[start EXTRACTED INFORMATION]

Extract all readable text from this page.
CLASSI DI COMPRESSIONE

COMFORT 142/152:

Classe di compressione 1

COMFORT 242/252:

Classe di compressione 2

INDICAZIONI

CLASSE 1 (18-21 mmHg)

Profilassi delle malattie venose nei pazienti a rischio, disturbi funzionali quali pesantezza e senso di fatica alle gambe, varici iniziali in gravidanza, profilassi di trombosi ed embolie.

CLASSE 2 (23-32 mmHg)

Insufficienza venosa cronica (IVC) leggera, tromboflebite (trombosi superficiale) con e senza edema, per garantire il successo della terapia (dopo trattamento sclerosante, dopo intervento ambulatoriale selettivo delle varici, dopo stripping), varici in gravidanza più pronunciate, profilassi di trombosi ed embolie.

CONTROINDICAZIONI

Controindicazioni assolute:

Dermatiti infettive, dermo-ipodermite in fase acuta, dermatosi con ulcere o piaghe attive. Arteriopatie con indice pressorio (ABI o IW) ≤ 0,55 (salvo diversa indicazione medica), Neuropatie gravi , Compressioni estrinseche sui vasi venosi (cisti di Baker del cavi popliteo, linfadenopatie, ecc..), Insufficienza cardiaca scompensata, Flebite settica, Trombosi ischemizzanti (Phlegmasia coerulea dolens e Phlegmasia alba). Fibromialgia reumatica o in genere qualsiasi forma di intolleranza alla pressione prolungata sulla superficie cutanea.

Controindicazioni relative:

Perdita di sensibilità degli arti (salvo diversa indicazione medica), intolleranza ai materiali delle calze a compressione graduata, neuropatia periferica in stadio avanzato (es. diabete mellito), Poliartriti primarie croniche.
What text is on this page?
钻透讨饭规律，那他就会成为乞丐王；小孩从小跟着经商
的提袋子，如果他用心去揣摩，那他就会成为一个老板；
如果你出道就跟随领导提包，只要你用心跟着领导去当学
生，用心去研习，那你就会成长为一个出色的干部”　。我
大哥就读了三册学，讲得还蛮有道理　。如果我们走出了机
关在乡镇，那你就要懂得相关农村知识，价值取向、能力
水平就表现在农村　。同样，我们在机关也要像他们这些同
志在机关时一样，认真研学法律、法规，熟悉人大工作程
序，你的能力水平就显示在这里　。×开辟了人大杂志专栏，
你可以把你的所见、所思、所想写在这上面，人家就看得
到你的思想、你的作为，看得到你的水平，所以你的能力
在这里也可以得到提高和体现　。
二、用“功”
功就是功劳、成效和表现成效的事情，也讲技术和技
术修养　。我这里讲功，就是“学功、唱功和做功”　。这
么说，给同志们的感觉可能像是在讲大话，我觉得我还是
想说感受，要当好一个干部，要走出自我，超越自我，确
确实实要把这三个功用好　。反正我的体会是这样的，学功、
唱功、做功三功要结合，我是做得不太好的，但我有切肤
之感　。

[end EXTRACTED INFORMATION]

WHAT YOU ARE ASKED TO DO
Each line of the listing should be copied exactly.

COMPLETED TASK
Extract all readable text from this page.
CLASSI DI COMPRESSIONE

COMFORT 142/152:

Classe di compressione 1

COMFORT 242/252:

Classe di compressione 2

INDICAZIONI

CLASSE 1 (18-21 mmHg)

Profilassi delle malattie venose nei pazienti a rischio, disturbi funzionali quali pesantezza e senso di fatica alle gambe, varici iniziali in gravidanza, profilassi di trombosi ed embolie.

CLASSE 2 (23-32 mmHg)

Insufficienza venosa cronica (IVC) leggera, tromboflebite (trombosi superficiale) con e senza edema, per garantire il successo della terapia (dopo trattamento sclerosante, dopo intervento ambulatoriale selettivo delle varici, dopo stripping), varici in gravidanza più pronunciate, profilassi di trombosi ed embolie.

CONTROINDICAZIONI

Controindicazioni assolute:

Dermatiti infettive, dermo-ipodermite in fase acuta, dermatosi con ulcere o piaghe attive. Arteriopatie con indice pressorio (ABI o IW) ≤ 0,55 (salvo diversa indicazione medica), Neuropatie gravi , Compressioni estrinseche sui vasi venosi (cisti di Baker del cavi popliteo, linfadenopatie, ecc..), Insufficienza cardiaca scompensata, Flebite settica, Trombosi ischemizzanti (Phlegmasia coerulea dolens e Phlegmasia alba). Fibromialgia reumatica o in genere qualsiasi forma di intolleranza alla pressione prolungata sulla superficie cutanea.

Controindicazioni relative:

Perdita di sensibilità degli arti (salvo diversa indicazione medica), intolleranza ai materiali delle calze a compressione graduata, neuropatia periferica in stadio avanzato (es. diabete mellito), Poliartriti primarie croniche.
What text is on this page?
钻透讨饭规律，那他就会成为乞丐王；小孩从小跟着经商
的提袋子，如果他用心去揣摩，那他就会成为一个老板；
如果你出道就跟随领导提包，只要你用心跟着领导去当学
生，用心去研习，那你就会成长为一个出色的干部”　。我
大哥就读了三册学，讲得还蛮有道理　。如果我们走出了机
关在乡镇，那你就要懂得相关农村知识，价值取向、能力
水平就表现在农村　。同样，我们在机关也要像他们这些同
志在机关时一样，认真研学法律、法规，熟悉人大工作程
序，你的能力水平就显示在这里　。×开辟了人大杂志专栏，
你可以把你的所见、所思、所想写在这上面，人家就看得
到你的思想、你的作为，看得到你的水平，所以你的能力
在这里也可以得到提高和体现　。
二、用“功”
功就是功劳、成效和表现成效的事情，也讲技术和技
术修养　。我这里讲功，就是“学功、唱功和做功”　。这
么说，给同志们的感觉可能像是在讲大话，我觉得我还是
想说感受，要当好一个干部，要走出自我，超越自我，确
确实实要把这三个功用好　。反正我的体会是这样的，学功、
唱功、做功三功要结合，我是做得不太好的，但我有切肤
之感　。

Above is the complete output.